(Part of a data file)
##############################
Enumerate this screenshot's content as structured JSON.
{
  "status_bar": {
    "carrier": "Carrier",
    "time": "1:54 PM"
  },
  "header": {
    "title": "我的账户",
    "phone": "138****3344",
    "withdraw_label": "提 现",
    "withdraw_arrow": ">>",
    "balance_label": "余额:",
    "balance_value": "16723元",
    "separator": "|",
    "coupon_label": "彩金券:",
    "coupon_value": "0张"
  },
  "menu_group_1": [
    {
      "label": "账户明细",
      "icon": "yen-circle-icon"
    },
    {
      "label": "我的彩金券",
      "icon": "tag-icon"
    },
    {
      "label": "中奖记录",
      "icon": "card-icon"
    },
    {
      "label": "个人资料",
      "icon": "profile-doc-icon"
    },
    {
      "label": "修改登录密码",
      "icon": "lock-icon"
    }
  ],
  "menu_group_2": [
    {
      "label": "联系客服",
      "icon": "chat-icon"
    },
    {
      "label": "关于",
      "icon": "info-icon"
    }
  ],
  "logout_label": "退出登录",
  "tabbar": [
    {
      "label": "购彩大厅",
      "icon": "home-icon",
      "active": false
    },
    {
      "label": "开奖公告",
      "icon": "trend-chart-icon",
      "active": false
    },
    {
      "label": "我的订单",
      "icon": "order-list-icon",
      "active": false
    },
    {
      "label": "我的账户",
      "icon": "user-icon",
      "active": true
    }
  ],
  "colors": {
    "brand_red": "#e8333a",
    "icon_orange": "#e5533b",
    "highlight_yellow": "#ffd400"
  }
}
##############################
Description of the task: Please copy out each record, character for character.

Solved problem:
Enumerate this screenshot's content as structured JSON.
{
  "status_bar": {
    "carrier": "Carrier",
    "time": "1:54 PM"
  },
  "header": {
    "title": "我的账户",
    "phone": "138****3344",
    "withdraw_label": "提 现",
    "withdraw_arrow": ">>",
    "balance_label": "余额:",
    "balance_value": "16723元",
    "separator": "|",
    "coupon_label": "彩金券:",
    "coupon_value": "0张"
  },
  "menu_group_1": [
    {
      "label": "账户明细",
      "icon": "yen-circle-icon"
    },
    {
      "label": "我的彩金券",
      "icon": "tag-icon"
    },
    {
      "label": "中奖记录",
      "icon": "card-icon"
    },
    {
      "label": "个人资料",
      "icon": "profile-doc-icon"
    },
    {
      "label": "修改登录密码",
      "icon": "lock-icon"
    }
  ],
  "menu_group_2": [
    {
      "label": "联系客服",
      "icon": "chat-icon"
    },
    {
      "label": "关于",
      "icon": "info-icon"
    }
  ],
  "logout_label": "退出登录",
  "tabbar": [
    {
      "label": "购彩大厅",
      "icon": "home-icon",
      "active": false
    },
    {
      "label": "开奖公告",
      "icon": "trend-chart-icon",
      "active": false
    },
    {
      "label": "我的订单",
      "icon": "order-list-icon",
      "active": false
    },
    {
      "label": "我的账户",
      "icon": "user-icon",
      "active": true
    }
  ],
  "colors": {
    "brand_red": "#e8333a",
    "icon_orange": "#e5533b",
    "highlight_yellow": "#ffd400"
  }
}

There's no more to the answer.